BEGIN Material for this task

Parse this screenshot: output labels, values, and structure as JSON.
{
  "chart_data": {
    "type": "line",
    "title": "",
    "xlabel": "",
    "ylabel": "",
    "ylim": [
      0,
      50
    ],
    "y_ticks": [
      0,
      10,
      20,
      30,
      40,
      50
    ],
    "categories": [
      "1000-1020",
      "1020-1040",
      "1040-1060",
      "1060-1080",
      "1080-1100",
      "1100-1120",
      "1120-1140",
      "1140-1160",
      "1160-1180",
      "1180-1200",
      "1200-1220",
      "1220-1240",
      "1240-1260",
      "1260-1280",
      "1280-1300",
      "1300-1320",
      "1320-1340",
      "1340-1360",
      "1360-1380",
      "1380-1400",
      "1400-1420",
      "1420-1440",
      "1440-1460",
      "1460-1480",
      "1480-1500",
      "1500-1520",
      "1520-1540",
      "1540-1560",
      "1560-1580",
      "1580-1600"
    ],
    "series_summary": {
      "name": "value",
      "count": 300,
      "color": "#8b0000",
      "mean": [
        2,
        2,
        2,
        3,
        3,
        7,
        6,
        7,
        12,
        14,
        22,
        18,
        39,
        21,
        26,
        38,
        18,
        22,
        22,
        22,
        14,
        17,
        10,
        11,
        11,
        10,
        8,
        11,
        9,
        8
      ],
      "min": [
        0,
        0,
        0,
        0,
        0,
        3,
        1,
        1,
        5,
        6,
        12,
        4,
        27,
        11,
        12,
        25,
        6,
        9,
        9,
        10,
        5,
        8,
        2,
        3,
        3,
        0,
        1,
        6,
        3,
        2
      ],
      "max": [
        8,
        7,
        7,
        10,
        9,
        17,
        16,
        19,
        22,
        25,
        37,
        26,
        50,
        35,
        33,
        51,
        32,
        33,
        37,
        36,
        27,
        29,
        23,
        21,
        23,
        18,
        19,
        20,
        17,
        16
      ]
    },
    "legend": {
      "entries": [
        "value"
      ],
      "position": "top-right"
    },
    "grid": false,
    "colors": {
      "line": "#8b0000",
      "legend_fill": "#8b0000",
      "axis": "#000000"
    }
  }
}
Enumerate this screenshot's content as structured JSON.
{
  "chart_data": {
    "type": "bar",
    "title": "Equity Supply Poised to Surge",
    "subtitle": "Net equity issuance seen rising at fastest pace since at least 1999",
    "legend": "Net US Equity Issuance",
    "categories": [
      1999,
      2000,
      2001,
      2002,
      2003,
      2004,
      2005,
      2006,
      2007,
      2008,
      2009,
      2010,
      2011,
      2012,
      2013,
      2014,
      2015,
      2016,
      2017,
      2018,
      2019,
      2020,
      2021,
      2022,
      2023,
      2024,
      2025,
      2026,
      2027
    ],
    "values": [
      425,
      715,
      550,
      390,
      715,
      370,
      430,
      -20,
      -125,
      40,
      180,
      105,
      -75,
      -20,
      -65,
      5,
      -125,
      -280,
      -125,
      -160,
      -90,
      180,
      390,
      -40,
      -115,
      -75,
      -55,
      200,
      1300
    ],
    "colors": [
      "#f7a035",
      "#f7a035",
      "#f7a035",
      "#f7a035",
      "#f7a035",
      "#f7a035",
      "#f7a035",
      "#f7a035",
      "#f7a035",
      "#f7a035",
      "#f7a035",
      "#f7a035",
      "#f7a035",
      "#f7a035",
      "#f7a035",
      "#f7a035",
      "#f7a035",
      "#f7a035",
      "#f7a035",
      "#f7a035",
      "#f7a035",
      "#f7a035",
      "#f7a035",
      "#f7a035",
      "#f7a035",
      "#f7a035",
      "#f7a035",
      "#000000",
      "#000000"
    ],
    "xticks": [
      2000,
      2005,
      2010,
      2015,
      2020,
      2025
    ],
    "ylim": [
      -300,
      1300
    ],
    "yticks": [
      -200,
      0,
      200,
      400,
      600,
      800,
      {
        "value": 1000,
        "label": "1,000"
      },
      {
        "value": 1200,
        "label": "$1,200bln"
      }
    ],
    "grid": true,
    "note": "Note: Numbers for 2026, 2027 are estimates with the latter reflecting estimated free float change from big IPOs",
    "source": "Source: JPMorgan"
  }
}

END Material for this task

# Prompt
Copy the material above verbatim.

# Task answer
Parse this screenshot: output labels, values, and structure as JSON.
{
  "chart_data": {
    "type": "line",
    "title": "",
    "xlabel": "",
    "ylabel": "",
    "ylim": [
      0,
      50
    ],
    "y_ticks": [
      0,
      10,
      20,
      30,
      40,
      50
    ],
    "categories": [
      "1000-1020",
      "1020-1040",
      "1040-1060",
      "1060-1080",
      "1080-1100",
      "1100-1120",
      "1120-1140",
      "1140-1160",
      "1160-1180",
      "1180-1200",
      "1200-1220",
      "1220-1240",
      "1240-1260",
      "1260-1280",
      "1280-1300",
      "1300-1320",
      "1320-1340",
      "1340-1360",
      "1360-1380",
      "1380-1400",
      "1400-1420",
      "1420-1440",
      "1440-1460",
      "1460-1480",
      "1480-1500",
      "1500-1520",
      "1520-1540",
      "1540-1560",
      "1560-1580",
      "1580-1600"
    ],
    "series_summary": {
      "name": "value",
      "count": 300,
      "color": "#8b0000",
      "mean": [
        2,
        2,
        2,
        3,
        3,
        7,
        6,
        7,
        12,
        14,
        22,
        18,
        39,
        21,
        26,
        38,
        18,
        22,
        22,
        22,
        14,
        17,
        10,
        11,
        11,
        10,
        8,
        11,
        9,
        8
      ],
      "min": [
        0,
        0,
        0,
        0,
        0,
        3,
        1,
        1,
        5,
        6,
        12,
        4,
        27,
        11,
        12,
        25,
        6,
        9,
        9,
        10,
        5,
        8,
        2,
        3,
        3,
        0,
        1,
        6,
        3,
        2
      ],
      "max": [
        8,
        7,
        7,
        10,
        9,
        17,
        16,
        19,
        22,
        25,
        37,
        26,
        50,
        35,
        33,
        51,
        32,
        33,
        37,
        36,
        27,
        29,
        23,
        21,
        23,
        18,
        19,
        20,
        17,
        16
      ]
    },
    "legend": {
      "entries": [
        "value"
      ],
      "position": "top-right"
    },
    "grid": false,
    "colors": {
      "line": "#8b0000",
      "legend_fill": "#8b0000",
      "axis": "#000000"
    }
  }
}
Enumerate this screenshot's content as structured JSON.
{
  "chart_data": {
    "type": "bar",
    "title": "Equity Supply Poised to Surge",
    "subtitle": "Net equity issuance seen rising at fastest pace since at least 1999",
    "legend": "Net US Equity Issuance",
    "categories": [
      1999,
      2000,
      2001,
      2002,
      2003,
      2004,
      2005,
      2006,
      2007,
      2008,
      2009,
      2010,
      2011,
      2012,
      2013,
      2014,
      2015,
      2016,
      2017,
      2018,
      2019,
      2020,
      2021,
      2022,
      2023,
      2024,
      2025,
      2026,
      2027
    ],
    "values": [
      425,
      715,
      550,
      390,
      715,
      370,
      430,
      -20,
      -125,
      40,
      180,
      105,
      -75,
      -20,
      -65,
      5,
      -125,
      -280,
      -125,
      -160,
      -90,
      180,
      390,
      -40,
      -115,
      -75,
      -55,
      200,
      1300
    ],
    "colors": [
      "#f7a035",
      "#f7a035",
      "#f7a035",
      "#f7a035",
      "#f7a035",
      "#f7a035",
      "#f7a035",
      "#f7a035",
      "#f7a035",
      "#f7a035",
      "#f7a035",
      "#f7a035",
      "#f7a035",
      "#f7a035",
      "#f7a035",
      "#f7a035",
      "#f7a035",
      "#f7a035",
      "#f7a035",
      "#f7a035",
      "#f7a035",
      "#f7a035",
      "#f7a035",
      "#f7a035",
      "#f7a035",
      "#f7a035",
      "#f7a035",
      "#000000",
      "#000000"
    ],
    "xticks": [
      2000,
      2005,
      2010,
      2015,
      2020,
      2025
    ],
    "ylim": [
      -300,
      1300
    ],
    "yticks": [
      -200,
      0,
      200,
      400,
      600,
      800,
      {
        "value": 1000,
        "label": "1,000"
      },
      {
        "value": 1200,
        "label": "$1,200bln"
      }
    ],
    "grid": true,
    "note": "Note: Numbers for 2026, 2027 are estimates with the latter reflecting estimated free float change from big IPOs",
    "source": "Source: JPMorgan"
  }
}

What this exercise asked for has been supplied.